* [Direction]: Extract the full listing below without altering a single character.

Figure record listings:
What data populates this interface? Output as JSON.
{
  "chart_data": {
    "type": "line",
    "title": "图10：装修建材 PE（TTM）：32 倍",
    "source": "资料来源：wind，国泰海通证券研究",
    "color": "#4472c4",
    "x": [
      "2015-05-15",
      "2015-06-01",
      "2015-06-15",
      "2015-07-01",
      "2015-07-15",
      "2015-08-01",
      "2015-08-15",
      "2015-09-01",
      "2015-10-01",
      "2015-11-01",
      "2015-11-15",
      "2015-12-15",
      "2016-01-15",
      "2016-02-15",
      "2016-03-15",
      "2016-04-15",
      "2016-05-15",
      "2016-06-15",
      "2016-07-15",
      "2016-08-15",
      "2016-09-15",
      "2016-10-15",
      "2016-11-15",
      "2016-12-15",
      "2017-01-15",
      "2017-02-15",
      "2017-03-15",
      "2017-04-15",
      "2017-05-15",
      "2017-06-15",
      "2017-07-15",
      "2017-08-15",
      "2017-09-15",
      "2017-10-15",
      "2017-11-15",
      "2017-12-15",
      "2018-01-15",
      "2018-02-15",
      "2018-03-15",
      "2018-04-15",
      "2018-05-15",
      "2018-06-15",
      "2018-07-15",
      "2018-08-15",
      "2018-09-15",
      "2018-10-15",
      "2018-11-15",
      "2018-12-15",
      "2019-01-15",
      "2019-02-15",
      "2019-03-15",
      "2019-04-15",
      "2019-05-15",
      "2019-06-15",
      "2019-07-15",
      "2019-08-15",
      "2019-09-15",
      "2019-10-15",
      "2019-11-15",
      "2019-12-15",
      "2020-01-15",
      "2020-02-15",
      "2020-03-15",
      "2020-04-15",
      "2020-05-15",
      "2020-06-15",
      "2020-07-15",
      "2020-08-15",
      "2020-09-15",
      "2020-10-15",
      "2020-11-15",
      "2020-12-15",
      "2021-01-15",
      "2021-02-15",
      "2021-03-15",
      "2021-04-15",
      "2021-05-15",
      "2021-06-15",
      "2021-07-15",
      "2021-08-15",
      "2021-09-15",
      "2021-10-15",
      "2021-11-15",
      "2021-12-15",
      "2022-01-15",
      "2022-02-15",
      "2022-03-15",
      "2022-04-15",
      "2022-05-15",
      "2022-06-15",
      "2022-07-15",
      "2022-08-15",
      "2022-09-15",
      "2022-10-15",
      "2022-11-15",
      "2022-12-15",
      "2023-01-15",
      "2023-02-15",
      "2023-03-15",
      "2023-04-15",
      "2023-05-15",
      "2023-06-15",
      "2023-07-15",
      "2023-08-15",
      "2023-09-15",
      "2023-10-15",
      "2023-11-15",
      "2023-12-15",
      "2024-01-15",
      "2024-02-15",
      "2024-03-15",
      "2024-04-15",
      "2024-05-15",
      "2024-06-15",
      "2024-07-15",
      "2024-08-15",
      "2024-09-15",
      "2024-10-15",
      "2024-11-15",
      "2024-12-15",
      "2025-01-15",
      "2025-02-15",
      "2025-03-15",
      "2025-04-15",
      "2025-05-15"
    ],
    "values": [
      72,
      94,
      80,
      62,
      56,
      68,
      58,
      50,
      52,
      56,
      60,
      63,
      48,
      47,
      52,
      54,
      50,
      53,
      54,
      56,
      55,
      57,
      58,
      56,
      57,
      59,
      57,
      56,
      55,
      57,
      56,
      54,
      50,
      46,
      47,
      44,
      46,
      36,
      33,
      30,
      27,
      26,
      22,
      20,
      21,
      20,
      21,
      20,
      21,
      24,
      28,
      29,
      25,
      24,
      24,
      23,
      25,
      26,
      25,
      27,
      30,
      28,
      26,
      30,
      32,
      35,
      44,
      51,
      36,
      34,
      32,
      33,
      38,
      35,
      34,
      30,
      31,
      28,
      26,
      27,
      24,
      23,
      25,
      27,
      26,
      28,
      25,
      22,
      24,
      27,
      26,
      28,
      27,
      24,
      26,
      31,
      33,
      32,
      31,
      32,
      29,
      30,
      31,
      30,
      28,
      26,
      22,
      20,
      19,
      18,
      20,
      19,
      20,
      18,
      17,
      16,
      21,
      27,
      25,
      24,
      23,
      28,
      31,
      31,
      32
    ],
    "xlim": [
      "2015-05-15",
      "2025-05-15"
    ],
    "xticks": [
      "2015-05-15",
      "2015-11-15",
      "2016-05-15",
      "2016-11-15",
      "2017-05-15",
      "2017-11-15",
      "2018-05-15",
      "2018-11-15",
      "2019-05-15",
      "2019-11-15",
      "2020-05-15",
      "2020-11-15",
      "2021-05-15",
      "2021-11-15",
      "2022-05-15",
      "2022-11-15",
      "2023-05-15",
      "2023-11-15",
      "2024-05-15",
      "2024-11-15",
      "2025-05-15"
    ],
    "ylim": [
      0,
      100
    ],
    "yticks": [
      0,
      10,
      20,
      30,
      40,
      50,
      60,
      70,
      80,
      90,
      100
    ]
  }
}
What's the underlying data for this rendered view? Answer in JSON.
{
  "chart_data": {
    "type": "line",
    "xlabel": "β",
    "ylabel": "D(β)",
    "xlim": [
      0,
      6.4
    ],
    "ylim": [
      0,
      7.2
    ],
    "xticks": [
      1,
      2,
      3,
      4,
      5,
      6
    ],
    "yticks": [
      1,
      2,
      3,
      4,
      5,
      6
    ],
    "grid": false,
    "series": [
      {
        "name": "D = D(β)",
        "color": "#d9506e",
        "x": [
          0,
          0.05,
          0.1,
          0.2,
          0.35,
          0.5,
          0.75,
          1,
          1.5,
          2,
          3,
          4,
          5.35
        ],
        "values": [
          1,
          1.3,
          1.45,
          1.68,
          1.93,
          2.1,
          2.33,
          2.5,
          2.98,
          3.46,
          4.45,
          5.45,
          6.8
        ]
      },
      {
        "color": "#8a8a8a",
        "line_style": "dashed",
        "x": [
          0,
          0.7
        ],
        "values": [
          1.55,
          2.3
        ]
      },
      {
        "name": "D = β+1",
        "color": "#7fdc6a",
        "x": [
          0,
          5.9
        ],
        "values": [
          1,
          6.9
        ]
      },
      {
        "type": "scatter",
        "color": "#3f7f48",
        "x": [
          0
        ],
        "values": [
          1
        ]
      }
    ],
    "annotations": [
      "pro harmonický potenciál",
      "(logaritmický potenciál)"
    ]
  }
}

* [Result for this exercise]:
What data populates this interface? Output as JSON.
{
  "chart_data": {
    "type": "line",
    "title": "图10：装修建材 PE（TTM）：32 倍",
    "source": "资料来源：wind，国泰海通证券研究",
    "color": "#4472c4",
    "x": [
      "2015-05-15",
      "2015-06-01",
      "2015-06-15",
      "2015-07-01",
      "2015-07-15",
      "2015-08-01",
      "2015-08-15",
      "2015-09-01",
      "2015-10-01",
      "2015-11-01",
      "2015-11-15",
      "2015-12-15",
      "2016-01-15",
      "2016-02-15",
      "2016-03-15",
      "2016-04-15",
      "2016-05-15",
      "2016-06-15",
      "2016-07-15",
      "2016-08-15",
      "2016-09-15",
      "2016-10-15",
      "2016-11-15",
      "2016-12-15",
      "2017-01-15",
      "2017-02-15",
      "2017-03-15",
      "2017-04-15",
      "2017-05-15",
      "2017-06-15",
      "2017-07-15",
      "2017-08-15",
      "2017-09-15",
      "2017-10-15",
      "2017-11-15",
      "2017-12-15",
      "2018-01-15",
      "2018-02-15",
      "2018-03-15",
      "2018-04-15",
      "2018-05-15",
      "2018-06-15",
      "2018-07-15",
      "2018-08-15",
      "2018-09-15",
      "2018-10-15",
      "2018-11-15",
      "2018-12-15",
      "2019-01-15",
      "2019-02-15",
      "2019-03-15",
      "2019-04-15",
      "2019-05-15",
      "2019-06-15",
      "2019-07-15",
      "2019-08-15",
      "2019-09-15",
      "2019-10-15",
      "2019-11-15",
      "2019-12-15",
      "2020-01-15",
      "2020-02-15",
      "2020-03-15",
      "2020-04-15",
      "2020-05-15",
      "2020-06-15",
      "2020-07-15",
      "2020-08-15",
      "2020-09-15",
      "2020-10-15",
      "2020-11-15",
      "2020-12-15",
      "2021-01-15",
      "2021-02-15",
      "2021-03-15",
      "2021-04-15",
      "2021-05-15",
      "2021-06-15",
      "2021-07-15",
      "2021-08-15",
      "2021-09-15",
      "2021-10-15",
      "2021-11-15",
      "2021-12-15",
      "2022-01-15",
      "2022-02-15",
      "2022-03-15",
      "2022-04-15",
      "2022-05-15",
      "2022-06-15",
      "2022-07-15",
      "2022-08-15",
      "2022-09-15",
      "2022-10-15",
      "2022-11-15",
      "2022-12-15",
      "2023-01-15",
      "2023-02-15",
      "2023-03-15",
      "2023-04-15",
      "2023-05-15",
      "2023-06-15",
      "2023-07-15",
      "2023-08-15",
      "2023-09-15",
      "2023-10-15",
      "2023-11-15",
      "2023-12-15",
      "2024-01-15",
      "2024-02-15",
      "2024-03-15",
      "2024-04-15",
      "2024-05-15",
      "2024-06-15",
      "2024-07-15",
      "2024-08-15",
      "2024-09-15",
      "2024-10-15",
      "2024-11-15",
      "2024-12-15",
      "2025-01-15",
      "2025-02-15",
      "2025-03-15",
      "2025-04-15",
      "2025-05-15"
    ],
    "values": [
      72,
      94,
      80,
      62,
      56,
      68,
      58,
      50,
      52,
      56,
      60,
      63,
      48,
      47,
      52,
      54,
      50,
      53,
      54,
      56,
      55,
      57,
      58,
      56,
      57,
      59,
      57,
      56,
      55,
      57,
      56,
      54,
      50,
      46,
      47,
      44,
      46,
      36,
      33,
      30,
      27,
      26,
      22,
      20,
      21,
      20,
      21,
      20,
      21,
      24,
      28,
      29,
      25,
      24,
      24,
      23,
      25,
      26,
      25,
      27,
      30,
      28,
      26,
      30,
      32,
      35,
      44,
      51,
      36,
      34,
      32,
      33,
      38,
      35,
      34,
      30,
      31,
      28,
      26,
      27,
      24,
      23,
      25,
      27,
      26,
      28,
      25,
      22,
      24,
      27,
      26,
      28,
      27,
      24,
      26,
      31,
      33,
      32,
      31,
      32,
      29,
      30,
      31,
      30,
      28,
      26,
      22,
      20,
      19,
      18,
      20,
      19,
      20,
      18,
      17,
      16,
      21,
      27,
      25,
      24,
      23,
      28,
      31,
      31,
      32
    ],
    "xlim": [
      "2015-05-15",
      "2025-05-15"
    ],
    "xticks": [
      "2015-05-15",
      "2015-11-15",
      "2016-05-15",
      "2016-11-15",
      "2017-05-15",
      "2017-11-15",
      "2018-05-15",
      "2018-11-15",
      "2019-05-15",
      "2019-11-15",
      "2020-05-15",
      "2020-11-15",
      "2021-05-15",
      "2021-11-15",
      "2022-05-15",
      "2022-11-15",
      "2023-05-15",
      "2023-11-15",
      "2024-05-15",
      "2024-11-15",
      "2025-05-15"
    ],
    "ylim": [
      0,
      100
    ],
    "yticks": [
      0,
      10,
      20,
      30,
      40,
      50,
      60,
      70,
      80,
      90,
      100
    ]
  }
}
What's the underlying data for this rendered view? Answer in JSON.
{
  "chart_data": {
    "type": "line",
    "xlabel": "β",
    "ylabel": "D(β)",
    "xlim": [
      0,
      6.4
    ],
    "ylim": [
      0,
      7.2
    ],
    "xticks": [
      1,
      2,
      3,
      4,
      5,
      6
    ],
    "yticks": [
      1,
      2,
      3,
      4,
      5,
      6
    ],
    "grid": false,
    "series": [
      {
        "name": "D = D(β)",
        "color": "#d9506e",
        "x": [
          0,
          0.05,
          0.1,
          0.2,
          0.35,
          0.5,
          0.75,
          1,
          1.5,
          2,
          3,
          4,
          5.35
        ],
        "values": [
          1,
          1.3,
          1.45,
          1.68,
          1.93,
          2.1,
          2.33,
          2.5,
          2.98,
          3.46,
          4.45,
          5.45,
          6.8
        ]
      },
      {
        "color": "#8a8a8a",
        "line_style": "dashed",
        "x": [
          0,
          0.7
        ],
        "values": [
          1.55,
          2.3
        ]
      },
      {
        "name": "D = β+1",
        "color": "#7fdc6a",
        "x": [
          0,
          5.9
        ],
        "values": [
          1,
          6.9
        ]
      },
      {
        "type": "scatter",
        "color": "#3f7f48",
        "x": [
          0
        ],
        "values": [
          1
        ]
      }
    ],
    "annotations": [
      "pro harmonický potenciál",
      "(logaritmický potenciál)"
    ]
  }
}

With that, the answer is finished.